* _Available data_

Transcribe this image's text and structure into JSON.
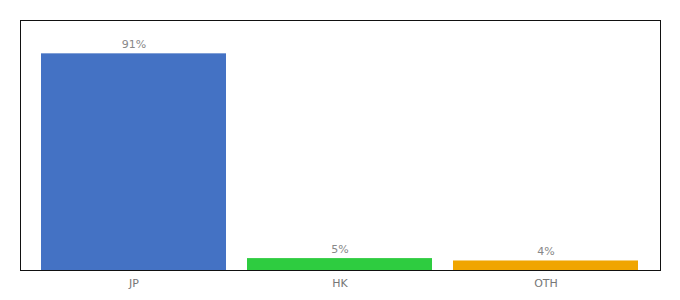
{
  "chart_data": {
    "type": "bar",
    "categories": [
      "JP",
      "HK",
      "OTH"
    ],
    "values": [
      91,
      5,
      4
    ],
    "value_labels": [
      "91%",
      "5%",
      "4%"
    ],
    "colors": [
      "#4472c4",
      "#2ecc40",
      "#f0a500"
    ],
    "ylim": [
      0,
      105
    ],
    "data_labels": true,
    "tick_labels": "x"
  }
}
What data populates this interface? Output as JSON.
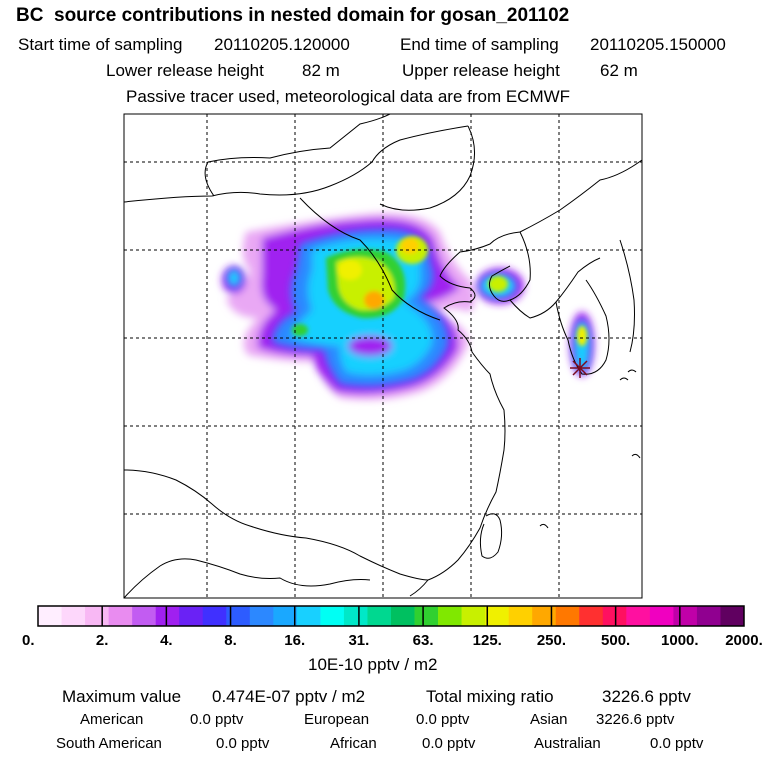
{
  "header": {
    "title": "BC  source contributions in nested domain for gosan_201102",
    "start_label": "Start time of sampling",
    "start_value": "20110205.120000",
    "end_label": "End time of sampling",
    "end_value": "20110205.150000",
    "lower_label": "Lower release height",
    "lower_value": "82 m",
    "upper_label": "Upper release height",
    "upper_value": "62 m",
    "note": "Passive tracer used, meteorological data are from ECMWF"
  },
  "colorbar": {
    "unit": "10E-10 pptv / m2",
    "tick_labels": [
      "0.",
      "2.",
      "4.",
      "8.",
      "16.",
      "31.",
      "63.",
      "125.",
      "250.",
      "500.",
      "1000.",
      "2000."
    ],
    "colors": [
      "#ffeeff",
      "#fdd7fb",
      "#f8b8f4",
      "#e98cf0",
      "#c25cf2",
      "#a020f0",
      "#6a22f5",
      "#4030ff",
      "#2d5cff",
      "#2c88ff",
      "#1aa8ff",
      "#18d0ff",
      "#00fff4",
      "#00e8c8",
      "#00d890",
      "#00c060",
      "#30d030",
      "#80e800",
      "#c8f000",
      "#f0f000",
      "#ffd000",
      "#ffa800",
      "#ff7800",
      "#ff3030",
      "#ff1060",
      "#ff10a0",
      "#f000c0",
      "#c000a8",
      "#900090",
      "#600060"
    ]
  },
  "stats": {
    "max_label": "Maximum value",
    "max_value": "0.474E-07 pptv / m2",
    "total_label": "Total mixing ratio",
    "total_value": "3226.6 pptv",
    "regions": [
      {
        "name": "American",
        "value": "0.0 pptv"
      },
      {
        "name": "European",
        "value": "0.0 pptv"
      },
      {
        "name": "Asian",
        "value": "3226.6 pptv"
      },
      {
        "name": "South American",
        "value": "0.0 pptv"
      },
      {
        "name": "African",
        "value": "0.0 pptv"
      },
      {
        "name": "Australian",
        "value": "0.0 pptv"
      }
    ]
  }
}
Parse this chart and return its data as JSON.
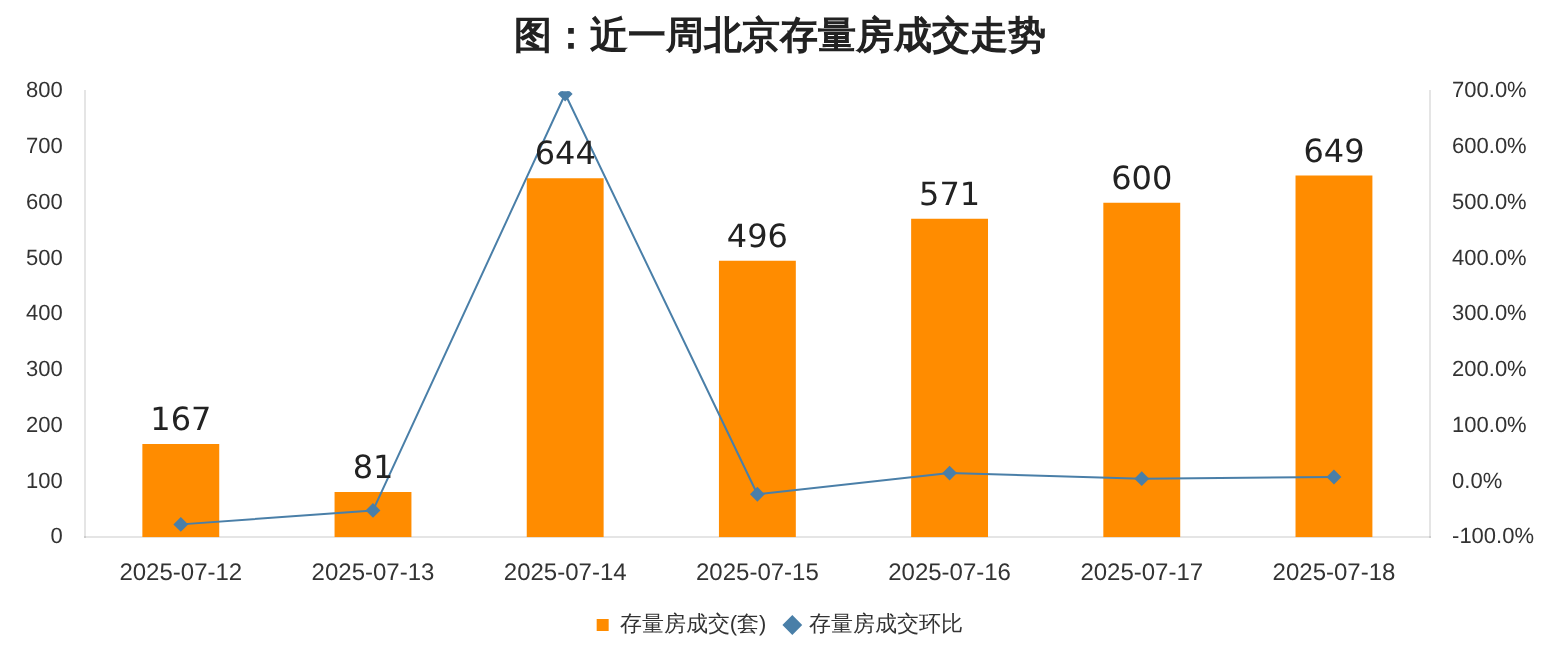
{
  "chart_data": {
    "type": "bar",
    "title": "图：近一周北京存量房成交走势",
    "categories": [
      "2025-07-12",
      "2025-07-13",
      "2025-07-14",
      "2025-07-15",
      "2025-07-16",
      "2025-07-17",
      "2025-07-18"
    ],
    "series": [
      {
        "name": "存量房成交(套)",
        "color": "#ff8c00",
        "values": [
          167,
          81,
          644,
          496,
          571,
          600,
          649
        ],
        "value_labels": [
          "167",
          "81",
          "644",
          "496",
          "571",
          "600",
          "649"
        ]
      },
      {
        "name": "存量房成交环比",
        "type": "line",
        "axis": "y2",
        "color": "#4a7fa8",
        "marker": "diamond",
        "values": [
          -77,
          -52,
          695,
          -23,
          15,
          5,
          8
        ]
      }
    ],
    "ylim": [
      0,
      800
    ],
    "yticks": [
      0,
      100,
      200,
      300,
      400,
      500,
      600,
      700,
      800
    ],
    "y2lim": [
      -100,
      700
    ],
    "y2ticks": [
      {
        "value": -100,
        "label": "-100.0%"
      },
      {
        "value": 0,
        "label": "0.0%"
      },
      {
        "value": 100,
        "label": "100.0%"
      },
      {
        "value": 200,
        "label": "200.0%"
      },
      {
        "value": 300,
        "label": "300.0%"
      },
      {
        "value": 400,
        "label": "400.0%"
      },
      {
        "value": 500,
        "label": "500.0%"
      },
      {
        "value": 600,
        "label": "600.0%"
      },
      {
        "value": 700,
        "label": "700.0%"
      }
    ],
    "grid": false,
    "legend": "bottom"
  }
}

* _Exercise prompt_
For the entries above, state how many lines contain the word "title". Provide the number by itself.

* _Result below_
2